===== GIVEN INFORMATION

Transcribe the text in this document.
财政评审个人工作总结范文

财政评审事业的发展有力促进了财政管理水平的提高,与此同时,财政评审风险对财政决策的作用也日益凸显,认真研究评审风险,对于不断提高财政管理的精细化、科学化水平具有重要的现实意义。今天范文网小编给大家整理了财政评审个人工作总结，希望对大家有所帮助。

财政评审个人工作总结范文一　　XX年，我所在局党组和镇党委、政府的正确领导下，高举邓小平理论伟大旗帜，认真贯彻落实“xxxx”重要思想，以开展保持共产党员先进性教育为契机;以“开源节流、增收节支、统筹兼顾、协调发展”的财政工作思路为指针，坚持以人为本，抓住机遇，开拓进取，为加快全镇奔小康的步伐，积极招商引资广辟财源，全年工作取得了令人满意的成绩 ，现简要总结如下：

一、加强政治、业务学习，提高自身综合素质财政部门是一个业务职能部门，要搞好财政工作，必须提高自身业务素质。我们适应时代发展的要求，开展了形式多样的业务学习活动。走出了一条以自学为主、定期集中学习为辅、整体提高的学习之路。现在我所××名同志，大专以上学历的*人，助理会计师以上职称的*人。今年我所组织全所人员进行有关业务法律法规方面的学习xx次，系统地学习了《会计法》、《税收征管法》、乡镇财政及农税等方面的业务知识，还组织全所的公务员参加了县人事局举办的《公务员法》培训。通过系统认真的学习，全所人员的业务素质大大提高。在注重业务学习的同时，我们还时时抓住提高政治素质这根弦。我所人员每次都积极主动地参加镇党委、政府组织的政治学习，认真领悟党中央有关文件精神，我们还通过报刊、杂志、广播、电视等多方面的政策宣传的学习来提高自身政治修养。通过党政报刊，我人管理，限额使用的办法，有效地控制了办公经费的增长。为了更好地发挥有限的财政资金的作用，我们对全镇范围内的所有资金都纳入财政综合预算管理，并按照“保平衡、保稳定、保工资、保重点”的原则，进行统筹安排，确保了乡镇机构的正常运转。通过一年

==========

*WHAT TO PRODUCE*: Give back each line above precisely as it stands.

*THE RESPONSE*:
Transcribe the text in this document.
财政评审个人工作总结范文

财政评审事业的发展有力促进了财政管理水平的提高,与此同时,财政评审风险对财政决策的作用也日益凸显,认真研究评审风险,对于不断提高财政管理的精细化、科学化水平具有重要的现实意义。今天范文网小编给大家整理了财政评审个人工作总结，希望对大家有所帮助。

财政评审个人工作总结范文一　　XX年，我所在局党组和镇党委、政府的正确领导下，高举邓小平理论伟大旗帜，认真贯彻落实“xxxx”重要思想，以开展保持共产党员先进性教育为契机;以“开源节流、增收节支、统筹兼顾、协调发展”的财政工作思路为指针，坚持以人为本，抓住机遇，开拓进取，为加快全镇奔小康的步伐，积极招商引资广辟财源，全年工作取得了令人满意的成绩 ，现简要总结如下：

一、加强政治、业务学习，提高自身综合素质财政部门是一个业务职能部门，要搞好财政工作，必须提高自身业务素质。我们适应时代发展的要求，开展了形式多样的业务学习活动。走出了一条以自学为主、定期集中学习为辅、整体提高的学习之路。现在我所××名同志，大专以上学历的*人，助理会计师以上职称的*人。今年我所组织全所人员进行有关业务法律法规方面的学习xx次，系统地学习了《会计法》、《税收征管法》、乡镇财政及农税等方面的业务知识，还组织全所的公务员参加了县人事局举办的《公务员法》培训。通过系统认真的学习，全所人员的业务素质大大提高。在注重业务学习的同时，我们还时时抓住提高政治素质这根弦。我所人员每次都积极主动地参加镇党委、政府组织的政治学习，认真领悟党中央有关文件精神，我们还通过报刊、杂志、广播、电视等多方面的政策宣传的学习来提高自身政治修养。通过党政报刊，我人管理，限额使用的办法，有效地控制了办公经费的增长。为了更好地发挥有限的财政资金的作用，我们对全镇范围内的所有资金都纳入财政综合预算管理，并按照“保平衡、保稳定、保工资、保重点”的原则，进行统筹安排，确保了乡镇机构的正常运转。通过一年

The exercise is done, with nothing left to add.